Tasks to perform:
1. Print everything in the artist bios from "In addition to" down to "at Baltimore Clayworks.".
2. According to the artist bios, how has Marsh built on her studio practice in addition to exhibiting? Answer in one to three sentences.

Quoted text:
Shalya Marsh received a BFA in ceramics from SUNY New Paltz and an MFA from the University of Nebraska, Lincoln in 2016. She is currently a Service Assistant Professor and the Ceramics Technology & Production Facility Myers Foundation Ceramic Research Associate at West Virginia University and was named one of Ceramics Monthly’s 2018 Emerging Artists.
In addition to a rich exhibition record, Marsh has augmented her studio practice through participation in workshops and residencies, including at the Archie Bray Foundation for the Ceramic Arts, a Kiln God Residency at Watershed Center for the Ceramic Arts, and the Lormina Salter Fellowship at Baltimore Clayworks.
George Metropoulos McCauley
George Metropoulos McCauley, a Greek/American potter, has had 31 solo shows and 400 exhibitions, has taught and conducted workshops internationally. The recipient of 4 National Endowment for the Arts grants and the prestigious Roy Acuff Chair of Excellence for the Arts at Austin Peay State University in Clarkesville, TN, his work is included in collections in 12 countries. Among the books and periodicals to feature his work are: Teapots, 21st Century Ceramics in the United States and Canada, The Best of Pottery (editions 1 and 2), Contemporary Ceramics, Wheel Thrown Ceramics, Ceramic Sculpture: Inspiring Techniques , Glazes: Materials, Recipes and Techniques, The International Teapot Exhibition in Shanghai, 500 Vases and 500 Platters, 500 Teapots . Ceramics Monthly, The Chinese Potter’s Newsletter, Ceramics Monthly of Korea, Ceramics: Art and Perception. McCauley continues a busy workshop /exhibition schedule and produce his own local television show,” George’s House of Interesting Things” on HCTV , and “GHOC Wednesday Night Videos on the internet. He has 2 films to his credit, “Archie C. Bray, Life at the Brickyard” 2008 and “Ron Meyers and the Usual Suspects” 2013. McCauley has been working with the low income and disabled community for 50 years. He maintains a studio at his home in Helena, Montana where he makes colorful earthenware pots, high temperature wood firing, earthenware wood firing and narrative sculpture. Along the way he has worked as a chef in a Greek restaurant, Formula 4 Racecar mechanic and driver, full time cowboy/horse trainer, concrete inspector, aluminum siding salesman, western catalog model, lifeguard and carpenter.

Material supplied:
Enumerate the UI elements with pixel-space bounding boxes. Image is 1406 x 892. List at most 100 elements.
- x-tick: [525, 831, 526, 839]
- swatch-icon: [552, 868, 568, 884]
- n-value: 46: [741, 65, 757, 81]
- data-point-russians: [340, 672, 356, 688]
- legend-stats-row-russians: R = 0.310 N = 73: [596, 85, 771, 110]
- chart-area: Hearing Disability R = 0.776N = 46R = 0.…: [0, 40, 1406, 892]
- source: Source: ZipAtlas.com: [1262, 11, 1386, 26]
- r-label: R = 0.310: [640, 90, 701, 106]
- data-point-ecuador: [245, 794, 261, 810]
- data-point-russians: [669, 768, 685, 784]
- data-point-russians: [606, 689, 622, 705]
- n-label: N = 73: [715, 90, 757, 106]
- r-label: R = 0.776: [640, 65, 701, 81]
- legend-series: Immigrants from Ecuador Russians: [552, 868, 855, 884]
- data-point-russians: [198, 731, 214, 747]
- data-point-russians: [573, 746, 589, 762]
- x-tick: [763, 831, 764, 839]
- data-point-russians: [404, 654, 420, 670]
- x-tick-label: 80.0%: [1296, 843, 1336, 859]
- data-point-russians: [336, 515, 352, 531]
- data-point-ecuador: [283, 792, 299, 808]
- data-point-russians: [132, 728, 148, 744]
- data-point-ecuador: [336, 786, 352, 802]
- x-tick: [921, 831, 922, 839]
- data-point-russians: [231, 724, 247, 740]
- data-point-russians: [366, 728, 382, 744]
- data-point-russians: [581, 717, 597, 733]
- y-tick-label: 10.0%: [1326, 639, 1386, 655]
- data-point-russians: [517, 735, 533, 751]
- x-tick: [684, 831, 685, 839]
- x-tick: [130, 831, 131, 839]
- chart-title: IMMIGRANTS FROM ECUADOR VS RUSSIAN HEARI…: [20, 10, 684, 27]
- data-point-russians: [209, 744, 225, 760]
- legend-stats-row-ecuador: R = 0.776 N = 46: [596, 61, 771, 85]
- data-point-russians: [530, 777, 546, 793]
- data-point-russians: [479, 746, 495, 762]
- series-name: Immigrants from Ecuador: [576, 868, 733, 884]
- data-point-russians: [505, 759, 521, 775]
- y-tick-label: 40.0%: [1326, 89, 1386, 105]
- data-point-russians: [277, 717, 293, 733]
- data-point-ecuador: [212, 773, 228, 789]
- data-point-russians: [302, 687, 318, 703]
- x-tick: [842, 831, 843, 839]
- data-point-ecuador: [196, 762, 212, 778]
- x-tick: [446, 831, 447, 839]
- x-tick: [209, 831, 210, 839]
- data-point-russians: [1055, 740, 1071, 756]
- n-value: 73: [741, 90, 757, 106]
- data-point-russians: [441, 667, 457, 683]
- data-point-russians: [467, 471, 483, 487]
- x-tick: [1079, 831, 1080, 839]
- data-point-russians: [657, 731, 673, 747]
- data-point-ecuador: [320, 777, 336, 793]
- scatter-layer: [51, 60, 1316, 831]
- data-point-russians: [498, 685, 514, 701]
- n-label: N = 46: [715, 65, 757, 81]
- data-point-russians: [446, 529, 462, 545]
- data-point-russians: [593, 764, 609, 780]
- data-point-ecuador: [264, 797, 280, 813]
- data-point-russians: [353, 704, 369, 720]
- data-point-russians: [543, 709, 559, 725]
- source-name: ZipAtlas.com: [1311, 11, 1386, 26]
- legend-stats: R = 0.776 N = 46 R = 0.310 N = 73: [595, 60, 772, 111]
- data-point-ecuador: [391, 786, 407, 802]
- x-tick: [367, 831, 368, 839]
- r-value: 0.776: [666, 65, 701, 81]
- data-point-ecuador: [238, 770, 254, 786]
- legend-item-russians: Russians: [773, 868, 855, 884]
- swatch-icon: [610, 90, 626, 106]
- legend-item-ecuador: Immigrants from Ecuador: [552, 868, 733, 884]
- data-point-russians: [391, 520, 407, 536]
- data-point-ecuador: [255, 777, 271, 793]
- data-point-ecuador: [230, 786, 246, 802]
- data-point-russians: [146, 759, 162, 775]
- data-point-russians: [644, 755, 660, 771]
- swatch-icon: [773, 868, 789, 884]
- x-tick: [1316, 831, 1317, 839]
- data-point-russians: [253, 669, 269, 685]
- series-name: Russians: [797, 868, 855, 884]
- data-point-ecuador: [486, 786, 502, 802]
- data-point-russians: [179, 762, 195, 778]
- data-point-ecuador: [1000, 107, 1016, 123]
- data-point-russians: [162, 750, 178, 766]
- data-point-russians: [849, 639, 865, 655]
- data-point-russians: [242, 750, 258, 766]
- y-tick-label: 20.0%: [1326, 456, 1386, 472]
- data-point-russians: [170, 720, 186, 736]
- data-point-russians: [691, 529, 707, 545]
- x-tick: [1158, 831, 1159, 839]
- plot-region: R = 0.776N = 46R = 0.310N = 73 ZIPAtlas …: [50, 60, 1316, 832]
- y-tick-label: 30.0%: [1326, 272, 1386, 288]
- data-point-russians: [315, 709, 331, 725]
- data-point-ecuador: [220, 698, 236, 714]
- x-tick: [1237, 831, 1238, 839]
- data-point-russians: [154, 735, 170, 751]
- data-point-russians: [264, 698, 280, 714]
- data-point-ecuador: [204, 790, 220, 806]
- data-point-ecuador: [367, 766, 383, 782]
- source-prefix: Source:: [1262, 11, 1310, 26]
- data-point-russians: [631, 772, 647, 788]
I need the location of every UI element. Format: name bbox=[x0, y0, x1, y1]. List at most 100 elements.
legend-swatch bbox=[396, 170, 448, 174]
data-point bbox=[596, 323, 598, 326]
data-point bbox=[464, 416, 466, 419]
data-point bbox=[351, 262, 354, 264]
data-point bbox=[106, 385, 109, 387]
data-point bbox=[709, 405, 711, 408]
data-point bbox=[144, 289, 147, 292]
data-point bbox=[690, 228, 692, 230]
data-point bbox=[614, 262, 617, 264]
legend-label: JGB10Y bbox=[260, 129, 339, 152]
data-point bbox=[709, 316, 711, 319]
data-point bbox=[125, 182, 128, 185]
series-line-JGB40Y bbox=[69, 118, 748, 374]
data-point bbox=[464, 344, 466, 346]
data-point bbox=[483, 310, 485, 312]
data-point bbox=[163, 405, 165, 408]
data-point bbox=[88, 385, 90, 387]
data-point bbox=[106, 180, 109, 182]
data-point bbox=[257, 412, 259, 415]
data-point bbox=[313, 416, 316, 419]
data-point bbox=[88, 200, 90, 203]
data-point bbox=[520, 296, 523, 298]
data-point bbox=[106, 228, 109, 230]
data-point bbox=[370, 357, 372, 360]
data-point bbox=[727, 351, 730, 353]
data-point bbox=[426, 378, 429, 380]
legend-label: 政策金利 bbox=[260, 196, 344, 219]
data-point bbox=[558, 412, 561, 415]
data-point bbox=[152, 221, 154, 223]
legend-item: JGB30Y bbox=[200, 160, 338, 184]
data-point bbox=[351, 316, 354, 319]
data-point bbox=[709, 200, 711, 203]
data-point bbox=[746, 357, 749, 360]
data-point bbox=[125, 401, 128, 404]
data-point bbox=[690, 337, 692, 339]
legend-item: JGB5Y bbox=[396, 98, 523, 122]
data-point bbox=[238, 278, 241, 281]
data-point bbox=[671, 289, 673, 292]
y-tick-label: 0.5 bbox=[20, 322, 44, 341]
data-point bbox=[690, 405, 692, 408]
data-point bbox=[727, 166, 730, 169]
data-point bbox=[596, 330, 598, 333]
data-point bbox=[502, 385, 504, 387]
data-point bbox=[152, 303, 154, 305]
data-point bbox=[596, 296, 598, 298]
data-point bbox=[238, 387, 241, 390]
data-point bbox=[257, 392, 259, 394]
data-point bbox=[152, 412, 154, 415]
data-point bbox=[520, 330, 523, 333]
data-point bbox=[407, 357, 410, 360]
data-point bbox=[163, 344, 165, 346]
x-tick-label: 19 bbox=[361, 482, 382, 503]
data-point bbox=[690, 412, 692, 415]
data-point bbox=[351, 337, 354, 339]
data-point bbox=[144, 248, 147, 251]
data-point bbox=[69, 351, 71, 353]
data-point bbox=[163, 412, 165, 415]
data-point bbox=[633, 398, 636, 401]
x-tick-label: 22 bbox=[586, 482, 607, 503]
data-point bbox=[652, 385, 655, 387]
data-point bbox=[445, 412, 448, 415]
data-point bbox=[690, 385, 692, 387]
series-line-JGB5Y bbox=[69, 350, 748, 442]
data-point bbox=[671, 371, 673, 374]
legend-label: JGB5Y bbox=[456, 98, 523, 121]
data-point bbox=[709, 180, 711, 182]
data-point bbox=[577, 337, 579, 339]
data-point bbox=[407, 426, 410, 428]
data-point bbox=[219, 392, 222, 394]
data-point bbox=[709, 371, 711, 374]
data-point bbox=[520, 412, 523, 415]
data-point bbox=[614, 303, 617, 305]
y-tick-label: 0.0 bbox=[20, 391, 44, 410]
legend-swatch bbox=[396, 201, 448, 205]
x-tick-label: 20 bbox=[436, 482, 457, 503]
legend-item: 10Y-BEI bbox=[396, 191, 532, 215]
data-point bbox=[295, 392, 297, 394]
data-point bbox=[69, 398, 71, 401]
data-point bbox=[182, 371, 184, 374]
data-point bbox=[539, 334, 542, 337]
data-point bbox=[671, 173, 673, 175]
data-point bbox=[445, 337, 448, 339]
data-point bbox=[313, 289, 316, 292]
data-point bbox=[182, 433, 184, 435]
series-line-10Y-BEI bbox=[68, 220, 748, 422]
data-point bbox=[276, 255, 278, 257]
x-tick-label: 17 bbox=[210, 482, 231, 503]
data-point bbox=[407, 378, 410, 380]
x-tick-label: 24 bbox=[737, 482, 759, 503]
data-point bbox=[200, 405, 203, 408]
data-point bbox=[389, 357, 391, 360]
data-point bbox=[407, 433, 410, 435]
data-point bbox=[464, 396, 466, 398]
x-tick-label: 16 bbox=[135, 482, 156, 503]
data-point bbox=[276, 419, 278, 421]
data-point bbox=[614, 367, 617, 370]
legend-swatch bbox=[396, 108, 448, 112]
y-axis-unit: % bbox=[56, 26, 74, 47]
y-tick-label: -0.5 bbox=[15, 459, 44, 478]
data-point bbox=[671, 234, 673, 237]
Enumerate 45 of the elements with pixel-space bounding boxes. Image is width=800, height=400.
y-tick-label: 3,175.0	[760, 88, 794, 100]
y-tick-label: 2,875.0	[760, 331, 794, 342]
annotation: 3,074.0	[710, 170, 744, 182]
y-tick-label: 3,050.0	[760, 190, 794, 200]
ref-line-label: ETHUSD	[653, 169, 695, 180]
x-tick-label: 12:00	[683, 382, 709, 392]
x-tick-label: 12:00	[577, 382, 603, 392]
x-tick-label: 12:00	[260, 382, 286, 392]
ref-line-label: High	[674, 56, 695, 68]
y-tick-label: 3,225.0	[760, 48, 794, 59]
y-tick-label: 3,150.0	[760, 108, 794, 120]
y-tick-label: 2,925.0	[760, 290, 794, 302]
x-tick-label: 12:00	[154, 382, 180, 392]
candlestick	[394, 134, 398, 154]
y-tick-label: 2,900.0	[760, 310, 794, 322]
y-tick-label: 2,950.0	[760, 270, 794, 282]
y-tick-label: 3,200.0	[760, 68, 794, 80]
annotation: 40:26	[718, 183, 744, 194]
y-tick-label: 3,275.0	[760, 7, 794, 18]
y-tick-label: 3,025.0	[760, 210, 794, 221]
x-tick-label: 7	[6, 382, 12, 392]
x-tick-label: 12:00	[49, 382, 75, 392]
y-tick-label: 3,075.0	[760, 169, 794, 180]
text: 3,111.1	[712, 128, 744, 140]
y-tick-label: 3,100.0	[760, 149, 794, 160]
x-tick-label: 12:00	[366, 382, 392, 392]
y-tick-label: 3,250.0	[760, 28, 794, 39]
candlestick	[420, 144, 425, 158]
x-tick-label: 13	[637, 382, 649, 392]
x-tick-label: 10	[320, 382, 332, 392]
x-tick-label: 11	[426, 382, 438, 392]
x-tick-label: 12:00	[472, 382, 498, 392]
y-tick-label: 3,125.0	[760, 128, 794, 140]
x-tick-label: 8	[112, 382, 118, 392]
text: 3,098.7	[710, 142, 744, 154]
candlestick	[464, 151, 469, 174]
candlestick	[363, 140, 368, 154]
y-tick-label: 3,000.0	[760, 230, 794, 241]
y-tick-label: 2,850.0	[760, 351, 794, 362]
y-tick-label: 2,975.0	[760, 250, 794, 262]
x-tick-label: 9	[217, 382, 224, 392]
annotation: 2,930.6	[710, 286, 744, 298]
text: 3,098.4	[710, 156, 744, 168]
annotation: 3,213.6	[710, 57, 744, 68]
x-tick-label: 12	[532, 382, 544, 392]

Task solutions:
1.
In addition to a rich exhibition record, Marsh has augmented her studio practice through participation in workshops and residencies, including at the Archie Bray Foundation for the Ceramic Arts, a Kiln God Residency at Watershed Center for the Ceramic Arts, and the Lormina Salter Fellowship at Baltimore Clayworks.

2. Marsh has built on her studio practice by taking part in workshops and residencies. These include time at the Archie Bray Foundation for the Ceramic Arts, a Kiln God Residency at Watershed Center for the Ceramic Arts, and the Lormina Salter Fellowship at Baltimore Clayworks.